**Direction**
Reproduce each line bearing the word "专利无效案".

---- Provided records

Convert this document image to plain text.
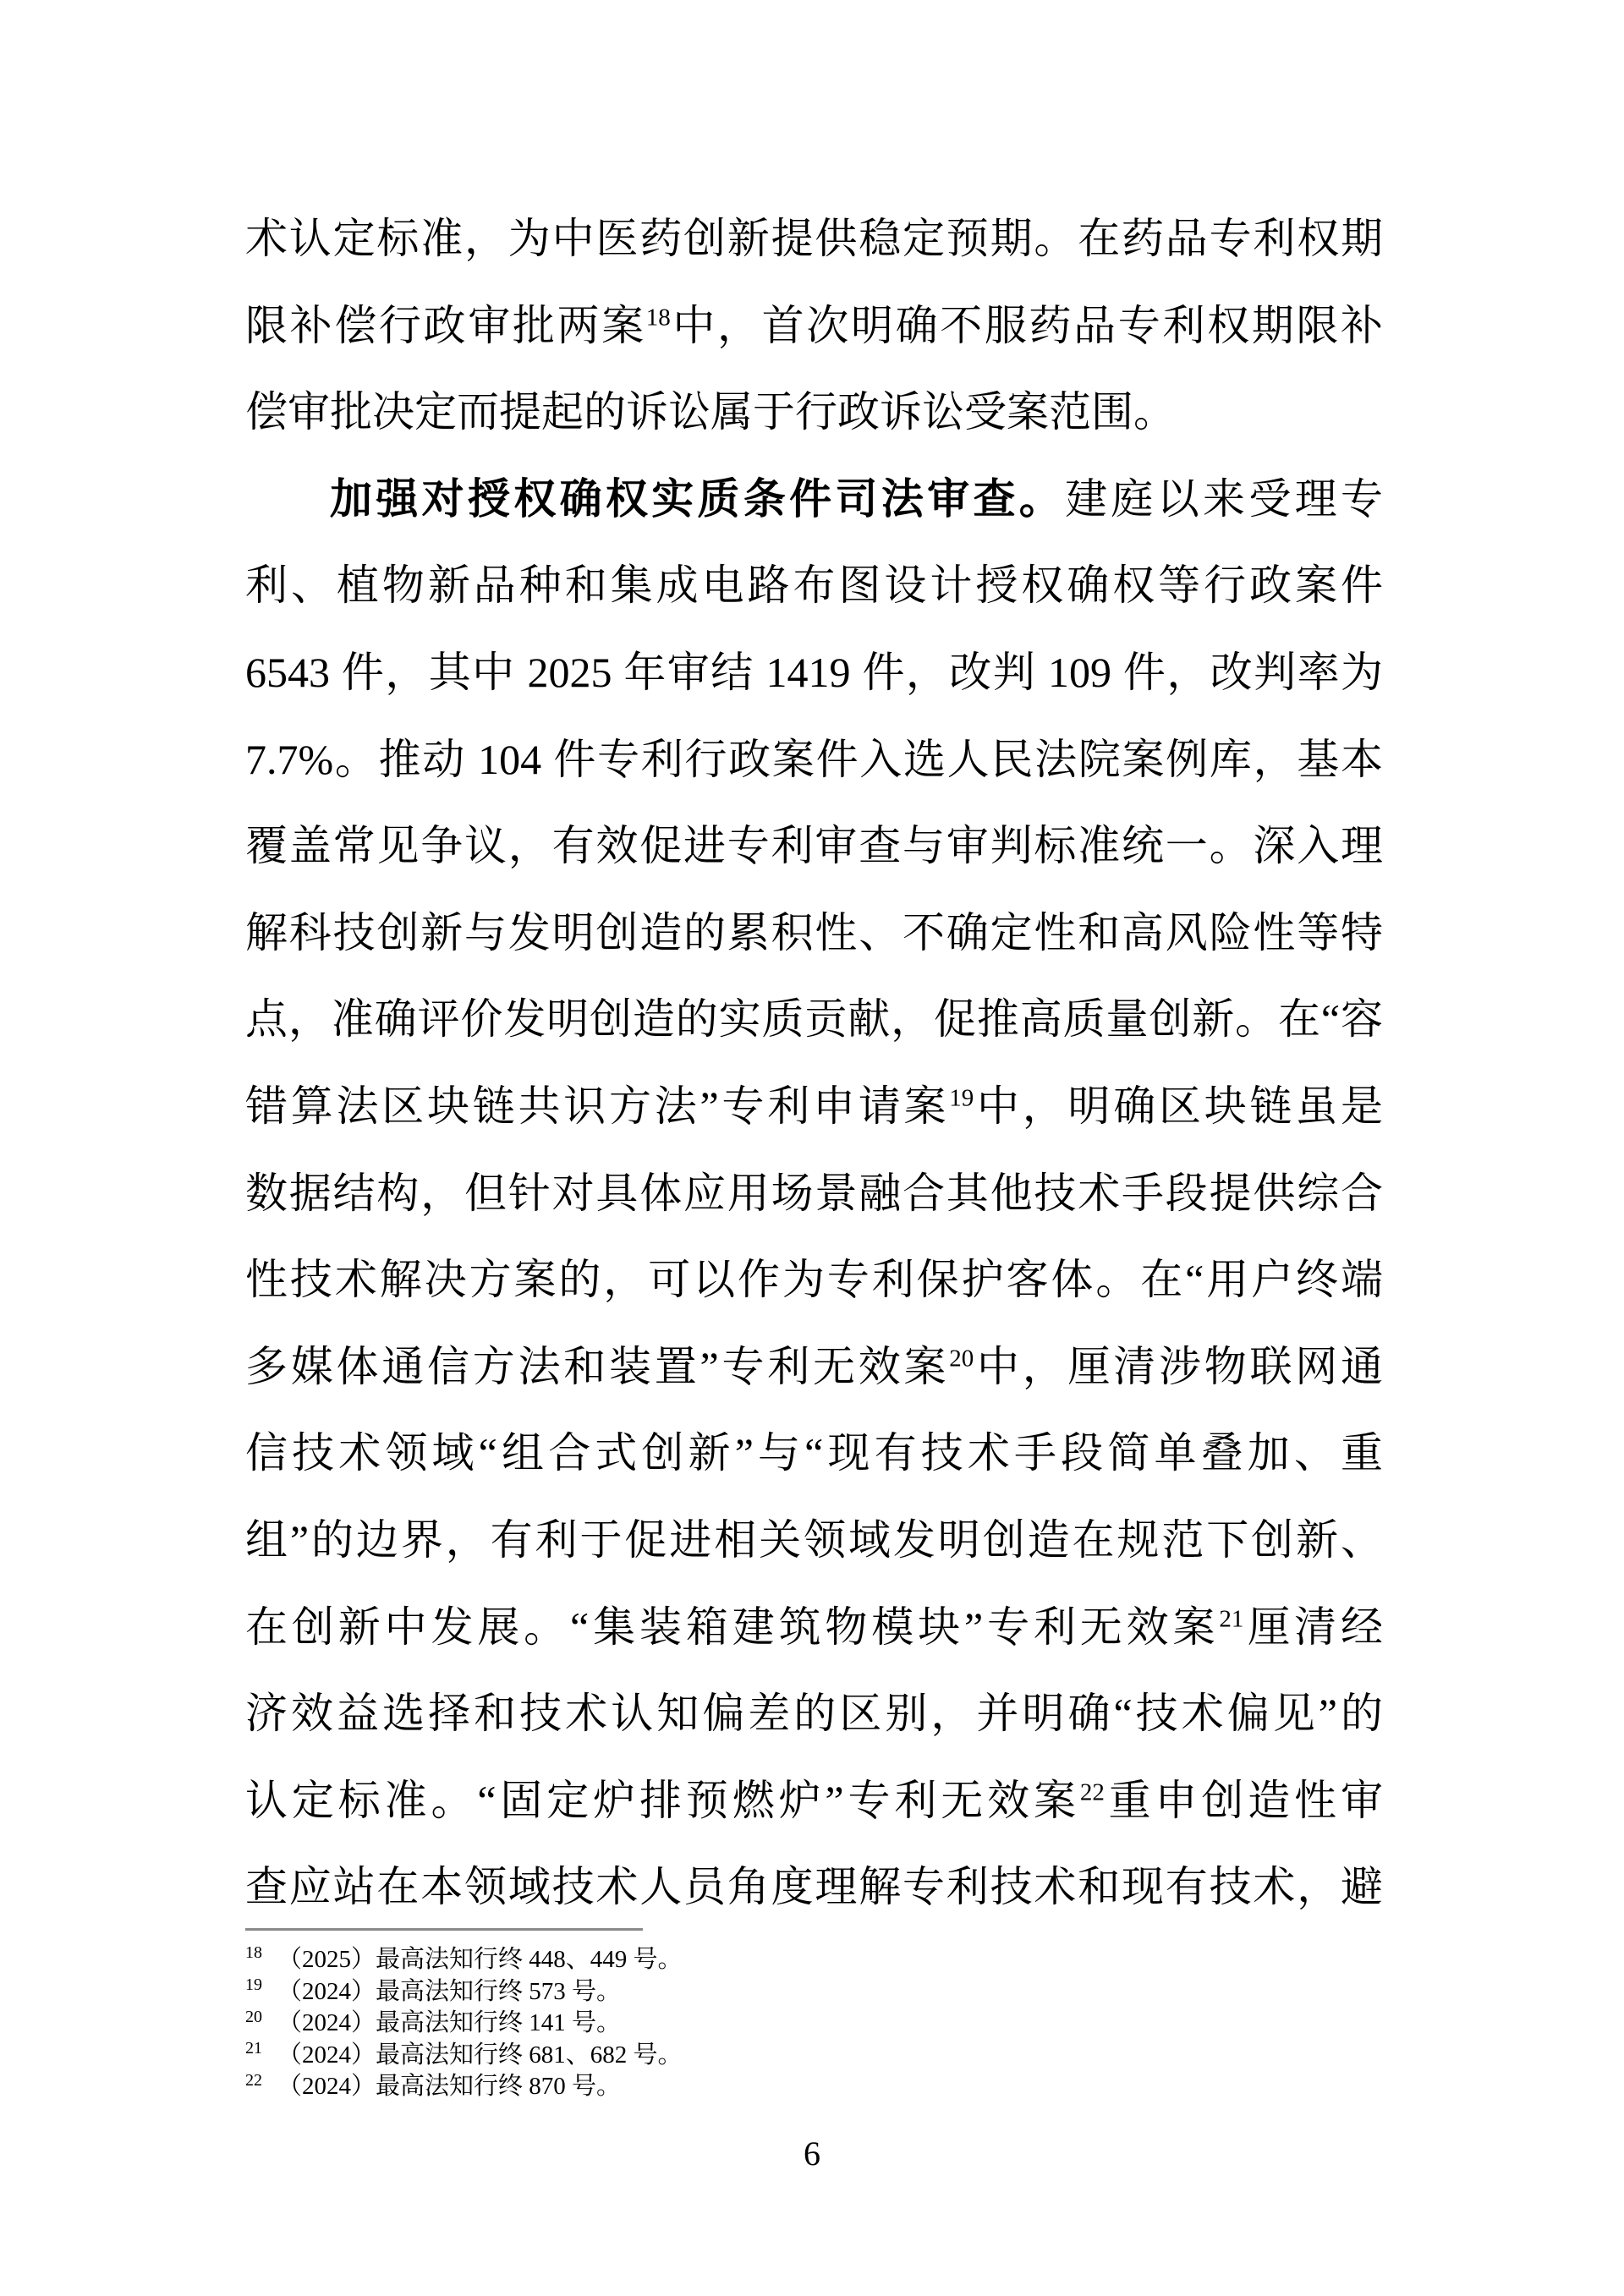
术认定标准，为中医药创新提供稳定预期。在药品专利权期
限补偿行政审批两案$^{18}$中，首次明确不服药品专利权期限补
偿审批决定而提起的诉讼属于行政诉讼受案范围。
加强对授权确权实质条件司法审查。建庭以来受理专
利、植物新品种和集成电路布图设计授权确权等行政案件
6543 件，其中 2025 年审结 1419 件，改判 109 件，改判率为
7.7%。推动 104 件专利行政案件入选人民法院案例库，基本
覆盖常见争议，有效促进专利审查与审判标准统一。深入理
解科技创新与发明创造的累积性、不确定性和高风险性等特
点，准确评价发明创造的实质贡献，促推高质量创新。在“容
错算法区块链共识方法”专利申请案$^{19}$中，明确区块链虽是
数据结构，但针对具体应用场景融合其他技术手段提供综合
性技术解决方案的，可以作为专利保护客体。在“用户终端
多媒体通信方法和装置”专利无效案$^{20}$中，厘清涉物联网通
信技术领域“组合式创新”与“现有技术手段简单叠加、重
组”的边界，有利于促进相关领域发明创造在规范下创新、
在创新中发展。“集装箱建筑物模块”专利无效案$^{21}$厘清经
济效益选择和技术认知偏差的区别，并明确“技术偏见”的
认定标准。“固定炉排预燃炉”专利无效案$^{22}$重申创造性审
查应站在本领域技术人员角度理解专利技术和现有技术，避
$^{18}$ （2025）最高法知行终 448、449 号。
$^{19}$ （2024）最高法知行终 573 号。
$^{20}$ （2024）最高法知行终 141 号。
$^{21}$ （2024）最高法知行终 681、682 号。
$^{22}$ （2024）最高法知行终 870 号。
6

--------

**Result of this task**
多媒体通信方法和装置”专利无效案$^{20}$中，厘清涉物联网通
在创新中发展。“集装箱建筑物模块”专利无效案$^{21}$厘清经
认定标准。“固定炉排预燃炉”专利无效案$^{22}$重申创造性审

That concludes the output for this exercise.